Write out all the material exactly. Leave nothing out.

Records from a collection of figures =
+--

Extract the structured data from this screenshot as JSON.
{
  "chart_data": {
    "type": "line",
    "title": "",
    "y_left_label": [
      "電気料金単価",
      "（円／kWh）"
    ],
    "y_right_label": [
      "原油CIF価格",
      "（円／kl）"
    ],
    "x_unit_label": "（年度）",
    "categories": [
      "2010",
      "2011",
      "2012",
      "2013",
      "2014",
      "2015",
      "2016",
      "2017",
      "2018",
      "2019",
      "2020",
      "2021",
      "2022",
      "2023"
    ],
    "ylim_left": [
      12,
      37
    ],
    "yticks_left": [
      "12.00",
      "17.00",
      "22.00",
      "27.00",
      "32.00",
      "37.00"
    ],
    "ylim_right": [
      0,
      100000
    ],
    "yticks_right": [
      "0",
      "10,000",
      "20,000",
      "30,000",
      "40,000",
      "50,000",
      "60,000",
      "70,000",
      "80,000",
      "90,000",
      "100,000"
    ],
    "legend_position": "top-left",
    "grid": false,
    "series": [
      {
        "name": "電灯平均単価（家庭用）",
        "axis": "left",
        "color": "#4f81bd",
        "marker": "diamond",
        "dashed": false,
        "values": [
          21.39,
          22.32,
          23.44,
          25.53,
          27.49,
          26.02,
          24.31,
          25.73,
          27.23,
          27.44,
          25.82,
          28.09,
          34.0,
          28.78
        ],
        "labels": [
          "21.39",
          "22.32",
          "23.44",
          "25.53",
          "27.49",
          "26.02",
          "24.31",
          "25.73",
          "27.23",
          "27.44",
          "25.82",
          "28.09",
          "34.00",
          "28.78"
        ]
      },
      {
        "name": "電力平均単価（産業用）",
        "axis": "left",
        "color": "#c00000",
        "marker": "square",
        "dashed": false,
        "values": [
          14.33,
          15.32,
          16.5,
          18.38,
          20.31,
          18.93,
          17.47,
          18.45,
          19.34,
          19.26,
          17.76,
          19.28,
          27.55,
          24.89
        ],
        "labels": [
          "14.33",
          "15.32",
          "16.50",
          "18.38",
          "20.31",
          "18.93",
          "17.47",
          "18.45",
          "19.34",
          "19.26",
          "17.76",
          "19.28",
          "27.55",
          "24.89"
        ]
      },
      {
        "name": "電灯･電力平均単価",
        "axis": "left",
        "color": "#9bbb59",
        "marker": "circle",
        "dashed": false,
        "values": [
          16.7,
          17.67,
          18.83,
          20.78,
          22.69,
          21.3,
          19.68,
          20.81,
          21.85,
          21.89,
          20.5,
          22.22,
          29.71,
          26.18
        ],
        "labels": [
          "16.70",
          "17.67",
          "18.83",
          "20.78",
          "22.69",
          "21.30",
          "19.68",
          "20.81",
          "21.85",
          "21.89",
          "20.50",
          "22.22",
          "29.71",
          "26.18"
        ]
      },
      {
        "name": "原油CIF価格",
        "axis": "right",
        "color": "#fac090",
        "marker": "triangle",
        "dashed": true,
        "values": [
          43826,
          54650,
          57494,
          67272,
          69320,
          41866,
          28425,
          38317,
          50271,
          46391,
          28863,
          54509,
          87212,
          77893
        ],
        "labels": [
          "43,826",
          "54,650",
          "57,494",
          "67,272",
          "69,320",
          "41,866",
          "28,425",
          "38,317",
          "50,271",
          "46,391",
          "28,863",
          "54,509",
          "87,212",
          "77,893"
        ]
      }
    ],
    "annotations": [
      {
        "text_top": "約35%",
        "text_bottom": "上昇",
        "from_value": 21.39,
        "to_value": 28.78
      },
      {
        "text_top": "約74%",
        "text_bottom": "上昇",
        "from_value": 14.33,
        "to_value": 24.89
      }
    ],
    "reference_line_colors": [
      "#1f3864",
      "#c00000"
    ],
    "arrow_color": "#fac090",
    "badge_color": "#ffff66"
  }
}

+--

ANSWER BELOW =
Extract the structured data from this screenshot as JSON.
{
  "chart_data": {
    "type": "line",
    "title": "",
    "y_left_label": [
      "電気料金単価",
      "（円／kWh）"
    ],
    "y_right_label": [
      "原油CIF価格",
      "（円／kl）"
    ],
    "x_unit_label": "（年度）",
    "categories": [
      "2010",
      "2011",
      "2012",
      "2013",
      "2014",
      "2015",
      "2016",
      "2017",
      "2018",
      "2019",
      "2020",
      "2021",
      "2022",
      "2023"
    ],
    "ylim_left": [
      12,
      37
    ],
    "yticks_left": [
      "12.00",
      "17.00",
      "22.00",
      "27.00",
      "32.00",
      "37.00"
    ],
    "ylim_right": [
      0,
      100000
    ],
    "yticks_right": [
      "0",
      "10,000",
      "20,000",
      "30,000",
      "40,000",
      "50,000",
      "60,000",
      "70,000",
      "80,000",
      "90,000",
      "100,000"
    ],
    "legend_position": "top-left",
    "grid": false,
    "series": [
      {
        "name": "電灯平均単価（家庭用）",
        "axis": "left",
        "color": "#4f81bd",
        "marker": "diamond",
        "dashed": false,
        "values": [
          21.39,
          22.32,
          23.44,
          25.53,
          27.49,
          26.02,
          24.31,
          25.73,
          27.23,
          27.44,
          25.82,
          28.09,
          34.0,
          28.78
        ],
        "labels": [
          "21.39",
          "22.32",
          "23.44",
          "25.53",
          "27.49",
          "26.02",
          "24.31",
          "25.73",
          "27.23",
          "27.44",
          "25.82",
          "28.09",
          "34.00",
          "28.78"
        ]
      },
      {
        "name": "電力平均単価（産業用）",
        "axis": "left",
        "color": "#c00000",
        "marker": "square",
        "dashed": false,
        "values": [
          14.33,
          15.32,
          16.5,
          18.38,
          20.31,
          18.93,
          17.47,
          18.45,
          19.34,
          19.26,
          17.76,
          19.28,
          27.55,
          24.89
        ],
        "labels": [
          "14.33",
          "15.32",
          "16.50",
          "18.38",
          "20.31",
          "18.93",
          "17.47",
          "18.45",
          "19.34",
          "19.26",
          "17.76",
          "19.28",
          "27.55",
          "24.89"
        ]
      },
      {
        "name": "電灯･電力平均単価",
        "axis": "left",
        "color": "#9bbb59",
        "marker": "circle",
        "dashed": false,
        "values": [
          16.7,
          17.67,
          18.83,
          20.78,
          22.69,
          21.3,
          19.68,
          20.81,
          21.85,
          21.89,
          20.5,
          22.22,
          29.71,
          26.18
        ],
        "labels": [
          "16.70",
          "17.67",
          "18.83",
          "20.78",
          "22.69",
          "21.30",
          "19.68",
          "20.81",
          "21.85",
          "21.89",
          "20.50",
          "22.22",
          "29.71",
          "26.18"
        ]
      },
      {
        "name": "原油CIF価格",
        "axis": "right",
        "color": "#fac090",
        "marker": "triangle",
        "dashed": true,
        "values": [
          43826,
          54650,
          57494,
          67272,
          69320,
          41866,
          28425,
          38317,
          50271,
          46391,
          28863,
          54509,
          87212,
          77893
        ],
        "labels": [
          "43,826",
          "54,650",
          "57,494",
          "67,272",
          "69,320",
          "41,866",
          "28,425",
          "38,317",
          "50,271",
          "46,391",
          "28,863",
          "54,509",
          "87,212",
          "77,893"
        ]
      }
    ],
    "annotations": [
      {
        "text_top": "約35%",
        "text_bottom": "上昇",
        "from_value": 21.39,
        "to_value": 28.78
      },
      {
        "text_top": "約74%",
        "text_bottom": "上昇",
        "from_value": 14.33,
        "to_value": 24.89
      }
    ],
    "reference_line_colors": [
      "#1f3864",
      "#c00000"
    ],
    "arrow_color": "#fac090",
    "badge_color": "#ffff66"
  }
}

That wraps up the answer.